# WRITTEN EXERCISE:
Which lines of the records contain "JSON"? Collect every one of them.

Extracted records
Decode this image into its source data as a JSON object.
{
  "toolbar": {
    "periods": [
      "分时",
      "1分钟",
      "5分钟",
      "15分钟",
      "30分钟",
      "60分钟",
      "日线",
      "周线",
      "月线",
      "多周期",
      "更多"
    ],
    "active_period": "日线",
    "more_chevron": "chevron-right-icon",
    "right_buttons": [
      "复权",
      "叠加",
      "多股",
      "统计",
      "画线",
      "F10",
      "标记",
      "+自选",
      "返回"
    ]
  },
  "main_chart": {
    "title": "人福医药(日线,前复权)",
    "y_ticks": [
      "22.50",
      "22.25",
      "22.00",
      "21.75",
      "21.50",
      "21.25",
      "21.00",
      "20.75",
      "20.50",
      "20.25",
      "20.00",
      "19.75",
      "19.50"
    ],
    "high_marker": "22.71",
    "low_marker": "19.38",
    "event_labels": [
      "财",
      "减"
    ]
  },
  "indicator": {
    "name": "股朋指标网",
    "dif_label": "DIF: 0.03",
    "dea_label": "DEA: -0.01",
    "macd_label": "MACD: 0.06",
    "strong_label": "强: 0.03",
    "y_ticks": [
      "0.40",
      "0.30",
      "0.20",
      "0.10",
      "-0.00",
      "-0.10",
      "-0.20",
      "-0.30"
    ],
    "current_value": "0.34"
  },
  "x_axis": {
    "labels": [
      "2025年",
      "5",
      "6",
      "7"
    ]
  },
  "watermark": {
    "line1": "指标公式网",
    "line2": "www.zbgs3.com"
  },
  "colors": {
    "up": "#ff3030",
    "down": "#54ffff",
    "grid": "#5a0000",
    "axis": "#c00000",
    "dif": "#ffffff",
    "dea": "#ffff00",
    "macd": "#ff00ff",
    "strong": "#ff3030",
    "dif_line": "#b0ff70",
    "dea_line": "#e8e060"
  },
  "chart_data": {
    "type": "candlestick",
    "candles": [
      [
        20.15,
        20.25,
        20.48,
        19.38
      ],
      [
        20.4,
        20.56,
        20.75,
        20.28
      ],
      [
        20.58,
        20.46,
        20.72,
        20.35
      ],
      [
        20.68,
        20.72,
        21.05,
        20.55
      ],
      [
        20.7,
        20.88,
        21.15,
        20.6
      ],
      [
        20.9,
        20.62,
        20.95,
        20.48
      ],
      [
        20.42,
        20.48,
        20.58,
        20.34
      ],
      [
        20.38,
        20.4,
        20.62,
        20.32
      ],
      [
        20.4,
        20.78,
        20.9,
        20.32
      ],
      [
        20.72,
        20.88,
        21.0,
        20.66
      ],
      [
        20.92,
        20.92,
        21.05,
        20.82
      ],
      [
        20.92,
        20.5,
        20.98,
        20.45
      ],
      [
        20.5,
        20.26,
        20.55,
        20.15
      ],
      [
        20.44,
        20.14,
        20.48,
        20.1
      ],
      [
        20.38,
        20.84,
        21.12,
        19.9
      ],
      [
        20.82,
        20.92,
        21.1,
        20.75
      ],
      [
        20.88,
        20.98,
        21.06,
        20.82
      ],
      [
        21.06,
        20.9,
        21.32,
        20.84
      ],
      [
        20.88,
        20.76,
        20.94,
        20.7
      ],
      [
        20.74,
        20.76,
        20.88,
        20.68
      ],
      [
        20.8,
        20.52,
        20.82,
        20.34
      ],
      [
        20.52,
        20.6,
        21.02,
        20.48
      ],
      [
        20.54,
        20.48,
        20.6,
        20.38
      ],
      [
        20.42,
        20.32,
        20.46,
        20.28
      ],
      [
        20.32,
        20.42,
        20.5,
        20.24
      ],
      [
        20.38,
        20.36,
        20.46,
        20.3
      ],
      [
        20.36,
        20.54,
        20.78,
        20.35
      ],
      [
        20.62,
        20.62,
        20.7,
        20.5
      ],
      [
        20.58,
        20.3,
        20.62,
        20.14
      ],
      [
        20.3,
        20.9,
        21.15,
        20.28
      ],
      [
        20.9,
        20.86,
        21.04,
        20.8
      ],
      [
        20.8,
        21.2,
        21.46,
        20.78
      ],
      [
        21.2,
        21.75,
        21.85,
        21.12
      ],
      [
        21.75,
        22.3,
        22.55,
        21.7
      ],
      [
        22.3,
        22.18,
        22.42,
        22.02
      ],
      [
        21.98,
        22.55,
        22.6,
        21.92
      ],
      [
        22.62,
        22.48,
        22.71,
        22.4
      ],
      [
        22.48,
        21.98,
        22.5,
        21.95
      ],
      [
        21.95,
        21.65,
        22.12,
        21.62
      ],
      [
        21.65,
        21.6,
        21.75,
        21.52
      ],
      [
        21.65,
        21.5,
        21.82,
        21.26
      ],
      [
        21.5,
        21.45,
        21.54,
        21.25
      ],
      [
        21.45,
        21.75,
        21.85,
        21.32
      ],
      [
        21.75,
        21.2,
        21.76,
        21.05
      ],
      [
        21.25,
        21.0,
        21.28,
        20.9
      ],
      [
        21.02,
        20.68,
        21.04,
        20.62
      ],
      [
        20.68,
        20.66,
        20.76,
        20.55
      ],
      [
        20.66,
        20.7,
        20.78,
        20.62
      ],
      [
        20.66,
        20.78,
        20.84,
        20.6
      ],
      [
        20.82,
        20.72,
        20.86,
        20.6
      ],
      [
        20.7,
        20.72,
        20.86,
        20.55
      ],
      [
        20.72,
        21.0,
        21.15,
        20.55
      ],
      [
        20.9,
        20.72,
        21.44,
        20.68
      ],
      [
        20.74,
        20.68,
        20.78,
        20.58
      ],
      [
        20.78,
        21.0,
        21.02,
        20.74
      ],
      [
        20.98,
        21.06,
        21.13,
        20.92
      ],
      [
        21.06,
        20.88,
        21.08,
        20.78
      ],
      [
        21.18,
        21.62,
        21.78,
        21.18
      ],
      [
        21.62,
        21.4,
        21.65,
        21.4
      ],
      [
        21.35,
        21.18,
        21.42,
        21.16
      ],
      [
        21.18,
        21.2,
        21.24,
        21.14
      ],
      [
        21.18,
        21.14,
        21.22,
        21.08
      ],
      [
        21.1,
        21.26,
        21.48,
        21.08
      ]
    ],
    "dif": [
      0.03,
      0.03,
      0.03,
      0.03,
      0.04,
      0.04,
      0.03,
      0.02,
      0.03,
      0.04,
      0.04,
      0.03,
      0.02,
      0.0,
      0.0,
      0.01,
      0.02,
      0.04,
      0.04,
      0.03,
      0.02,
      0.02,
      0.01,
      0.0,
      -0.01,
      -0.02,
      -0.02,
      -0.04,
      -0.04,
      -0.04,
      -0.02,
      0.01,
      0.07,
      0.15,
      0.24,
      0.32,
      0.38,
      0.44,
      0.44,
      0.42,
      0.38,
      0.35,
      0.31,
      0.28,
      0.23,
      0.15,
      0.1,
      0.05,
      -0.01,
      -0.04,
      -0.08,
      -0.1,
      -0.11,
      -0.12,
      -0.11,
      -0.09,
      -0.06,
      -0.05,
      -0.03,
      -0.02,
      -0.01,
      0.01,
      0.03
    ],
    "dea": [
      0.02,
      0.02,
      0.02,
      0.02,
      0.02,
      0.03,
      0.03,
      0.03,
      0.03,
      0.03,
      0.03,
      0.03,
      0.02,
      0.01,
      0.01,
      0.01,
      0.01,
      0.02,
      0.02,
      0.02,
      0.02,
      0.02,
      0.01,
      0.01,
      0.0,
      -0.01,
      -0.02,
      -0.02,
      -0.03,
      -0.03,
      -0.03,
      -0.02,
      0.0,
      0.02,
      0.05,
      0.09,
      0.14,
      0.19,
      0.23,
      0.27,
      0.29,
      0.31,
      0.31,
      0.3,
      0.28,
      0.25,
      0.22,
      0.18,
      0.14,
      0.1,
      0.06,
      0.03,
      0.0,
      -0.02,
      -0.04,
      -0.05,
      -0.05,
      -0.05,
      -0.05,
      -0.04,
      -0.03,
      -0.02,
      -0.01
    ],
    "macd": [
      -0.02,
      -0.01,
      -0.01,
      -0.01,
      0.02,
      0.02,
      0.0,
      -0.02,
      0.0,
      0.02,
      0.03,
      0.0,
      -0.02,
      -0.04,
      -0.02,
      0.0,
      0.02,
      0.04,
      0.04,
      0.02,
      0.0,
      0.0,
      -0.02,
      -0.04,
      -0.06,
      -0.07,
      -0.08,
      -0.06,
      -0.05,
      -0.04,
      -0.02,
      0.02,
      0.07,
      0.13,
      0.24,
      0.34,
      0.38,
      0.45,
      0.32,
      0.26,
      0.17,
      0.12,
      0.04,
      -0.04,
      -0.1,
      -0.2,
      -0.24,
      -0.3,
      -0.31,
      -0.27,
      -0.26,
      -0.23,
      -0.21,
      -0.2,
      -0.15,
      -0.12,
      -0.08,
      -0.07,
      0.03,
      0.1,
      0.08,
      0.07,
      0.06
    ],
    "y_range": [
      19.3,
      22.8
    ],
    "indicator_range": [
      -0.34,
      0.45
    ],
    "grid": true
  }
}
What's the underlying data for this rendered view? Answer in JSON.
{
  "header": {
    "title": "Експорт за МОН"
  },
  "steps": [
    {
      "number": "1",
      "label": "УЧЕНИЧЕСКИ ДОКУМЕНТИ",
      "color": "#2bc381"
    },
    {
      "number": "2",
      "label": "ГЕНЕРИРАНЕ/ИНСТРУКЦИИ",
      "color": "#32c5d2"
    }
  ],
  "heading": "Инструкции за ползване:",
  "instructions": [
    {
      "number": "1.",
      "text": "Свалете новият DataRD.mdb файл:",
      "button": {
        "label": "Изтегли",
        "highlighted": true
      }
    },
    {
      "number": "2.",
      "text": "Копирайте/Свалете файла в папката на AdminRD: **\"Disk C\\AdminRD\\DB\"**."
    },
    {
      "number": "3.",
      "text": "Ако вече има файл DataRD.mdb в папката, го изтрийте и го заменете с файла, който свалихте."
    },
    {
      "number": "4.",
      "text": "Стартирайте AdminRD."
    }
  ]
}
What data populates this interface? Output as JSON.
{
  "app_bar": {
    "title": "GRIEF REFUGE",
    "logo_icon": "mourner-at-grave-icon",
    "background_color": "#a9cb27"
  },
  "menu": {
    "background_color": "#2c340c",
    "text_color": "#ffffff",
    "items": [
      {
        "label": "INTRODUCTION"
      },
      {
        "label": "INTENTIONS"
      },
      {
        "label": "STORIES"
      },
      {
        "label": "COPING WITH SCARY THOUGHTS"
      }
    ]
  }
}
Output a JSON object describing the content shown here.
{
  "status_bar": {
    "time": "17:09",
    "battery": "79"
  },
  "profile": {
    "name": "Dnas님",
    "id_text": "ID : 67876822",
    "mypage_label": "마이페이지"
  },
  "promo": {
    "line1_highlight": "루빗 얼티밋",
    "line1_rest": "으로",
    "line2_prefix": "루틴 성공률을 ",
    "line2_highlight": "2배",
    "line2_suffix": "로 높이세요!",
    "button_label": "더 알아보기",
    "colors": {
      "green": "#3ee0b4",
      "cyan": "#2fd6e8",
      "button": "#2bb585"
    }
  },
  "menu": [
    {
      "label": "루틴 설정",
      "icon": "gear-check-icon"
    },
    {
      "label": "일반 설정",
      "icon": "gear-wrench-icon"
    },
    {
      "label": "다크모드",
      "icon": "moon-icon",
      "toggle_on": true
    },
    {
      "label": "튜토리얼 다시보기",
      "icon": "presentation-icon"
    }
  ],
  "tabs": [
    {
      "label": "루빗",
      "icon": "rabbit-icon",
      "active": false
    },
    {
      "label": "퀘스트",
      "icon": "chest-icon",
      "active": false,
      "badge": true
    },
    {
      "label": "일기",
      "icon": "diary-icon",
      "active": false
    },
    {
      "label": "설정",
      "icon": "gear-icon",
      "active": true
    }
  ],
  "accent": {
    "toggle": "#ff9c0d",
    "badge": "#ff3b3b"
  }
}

# EXERCISE ANSWER:
Decode this image into its source data as a JSON object.
What's the underlying data for this rendered view? Answer in JSON.
What data populates this interface? Output as JSON.
Output a JSON object describing the content shown here.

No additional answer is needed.